WHAT IS ASKED => Print the listing in its entirety and exactly, leaving out images.

((

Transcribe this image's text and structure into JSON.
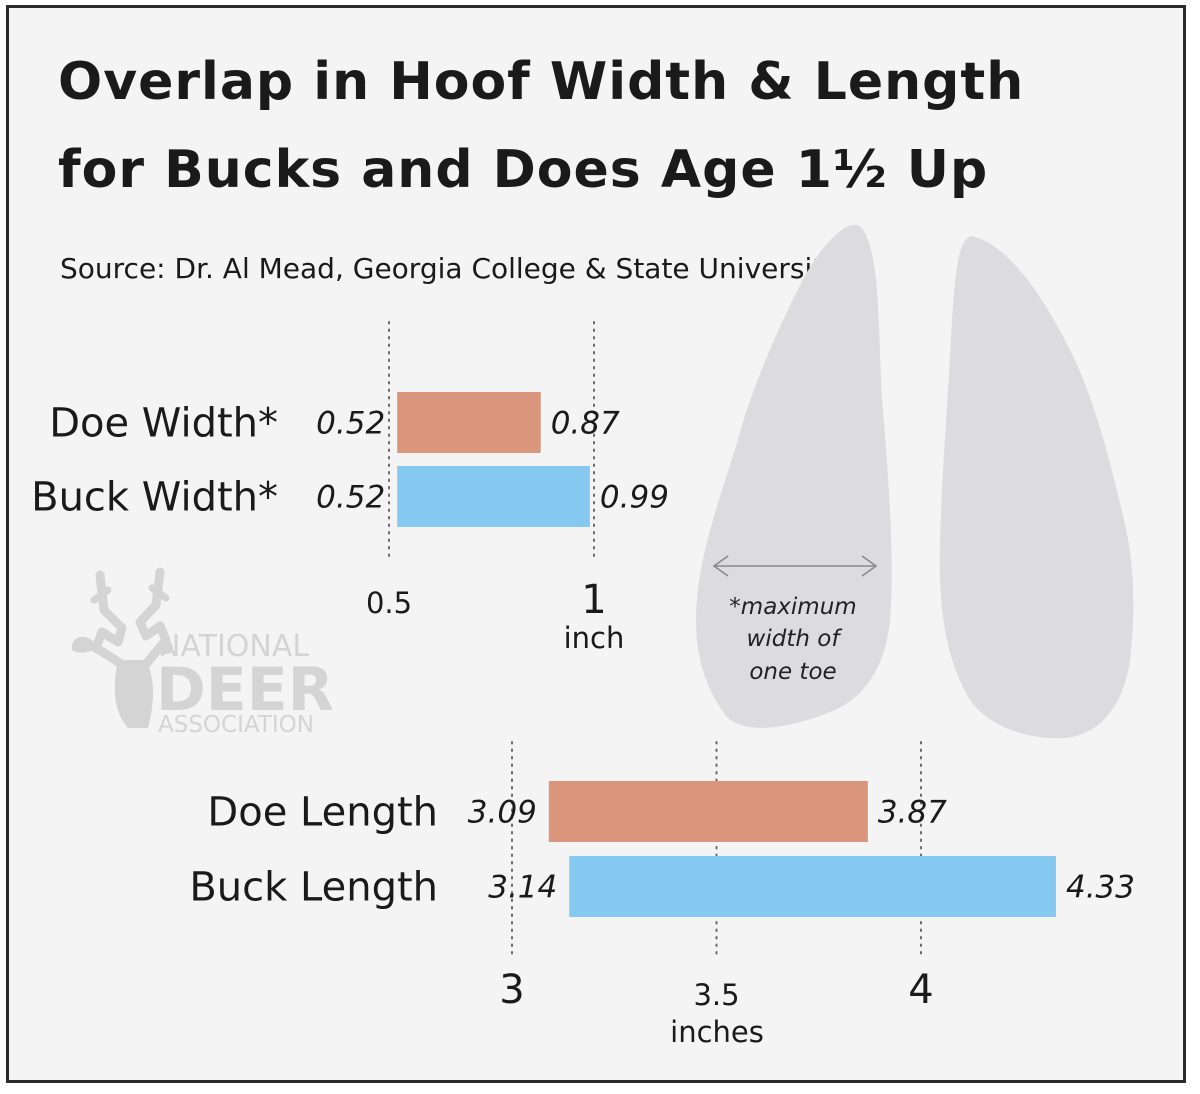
{
  "chart_data": [
    {
      "type": "bar",
      "orientation": "horizontal",
      "style": "floating-range",
      "title": "Overlap in Hoof Width & Length for Bucks and Does Age 1½ Up",
      "subtitle": "Source: Dr. Al Mead, Georgia College & State University",
      "xlabel": "inch",
      "categories": [
        "Doe Width*",
        "Buck Width*"
      ],
      "series": [
        {
          "name": "",
          "ranges": [
            [
              0.52,
              0.87
            ],
            [
              0.52,
              0.99
            ]
          ]
        }
      ],
      "start_labels": [
        "0.52",
        "0.52"
      ],
      "end_labels": [
        "0.87",
        "0.99"
      ],
      "ticks": [
        "0.5",
        "1"
      ],
      "tick_values": [
        0.5,
        1
      ],
      "xlim": [
        0.475,
        1.0
      ],
      "grid": "dotted vertical",
      "colors": [
        "#d9967c",
        "#85c9f0"
      ],
      "annotation": [
        "*maximum",
        "width of",
        "one toe"
      ]
    },
    {
      "type": "bar",
      "orientation": "horizontal",
      "style": "floating-range",
      "xlabel": "inches",
      "categories": [
        "Doe Length",
        "Buck Length"
      ],
      "series": [
        {
          "name": "",
          "ranges": [
            [
              3.09,
              3.87
            ],
            [
              3.14,
              4.33
            ]
          ]
        }
      ],
      "start_labels": [
        "3.09",
        "3.14"
      ],
      "end_labels": [
        "3.87",
        "4.33"
      ],
      "ticks": [
        "3",
        "3.5",
        "4"
      ],
      "tick_values": [
        3,
        3.5,
        4
      ],
      "xlim": [
        3.0,
        4.33
      ],
      "grid": "dotted vertical",
      "colors": [
        "#d9967c",
        "#85c9f0"
      ]
    }
  ],
  "logo": {
    "line1": "NATIONAL",
    "line2": "DEER",
    "line3": "ASSOCIATION"
  },
  "colors": {
    "doe": "#d9967c",
    "buck": "#85c9f0",
    "hoof": "#dcdcde",
    "background": "#f4f4f4"
  }
}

))

TASK OUTPUT =>
Transcribe this image's text and structure into JSON.
{
  "chart_data": [
    {
      "type": "bar",
      "orientation": "horizontal",
      "style": "floating-range",
      "title": "Overlap in Hoof Width & Length for Bucks and Does Age 1½ Up",
      "subtitle": "Source: Dr. Al Mead, Georgia College & State University",
      "xlabel": "inch",
      "categories": [
        "Doe Width*",
        "Buck Width*"
      ],
      "series": [
        {
          "name": "",
          "ranges": [
            [
              0.52,
              0.87
            ],
            [
              0.52,
              0.99
            ]
          ]
        }
      ],
      "start_labels": [
        "0.52",
        "0.52"
      ],
      "end_labels": [
        "0.87",
        "0.99"
      ],
      "ticks": [
        "0.5",
        "1"
      ],
      "tick_values": [
        0.5,
        1
      ],
      "xlim": [
        0.475,
        1.0
      ],
      "grid": "dotted vertical",
      "colors": [
        "#d9967c",
        "#85c9f0"
      ],
      "annotation": [
        "*maximum",
        "width of",
        "one toe"
      ]
    },
    {
      "type": "bar",
      "orientation": "horizontal",
      "style": "floating-range",
      "xlabel": "inches",
      "categories": [
        "Doe Length",
        "Buck Length"
      ],
      "series": [
        {
          "name": "",
          "ranges": [
            [
              3.09,
              3.87
            ],
            [
              3.14,
              4.33
            ]
          ]
        }
      ],
      "start_labels": [
        "3.09",
        "3.14"
      ],
      "end_labels": [
        "3.87",
        "4.33"
      ],
      "ticks": [
        "3",
        "3.5",
        "4"
      ],
      "tick_values": [
        3,
        3.5,
        4
      ],
      "xlim": [
        3.0,
        4.33
      ],
      "grid": "dotted vertical",
      "colors": [
        "#d9967c",
        "#85c9f0"
      ]
    }
  ],
  "logo": {
    "line1": "NATIONAL",
    "line2": "DEER",
    "line3": "ASSOCIATION"
  },
  "colors": {
    "doe": "#d9967c",
    "buck": "#85c9f0",
    "hoof": "#dcdcde",
    "background": "#f4f4f4"
  }
}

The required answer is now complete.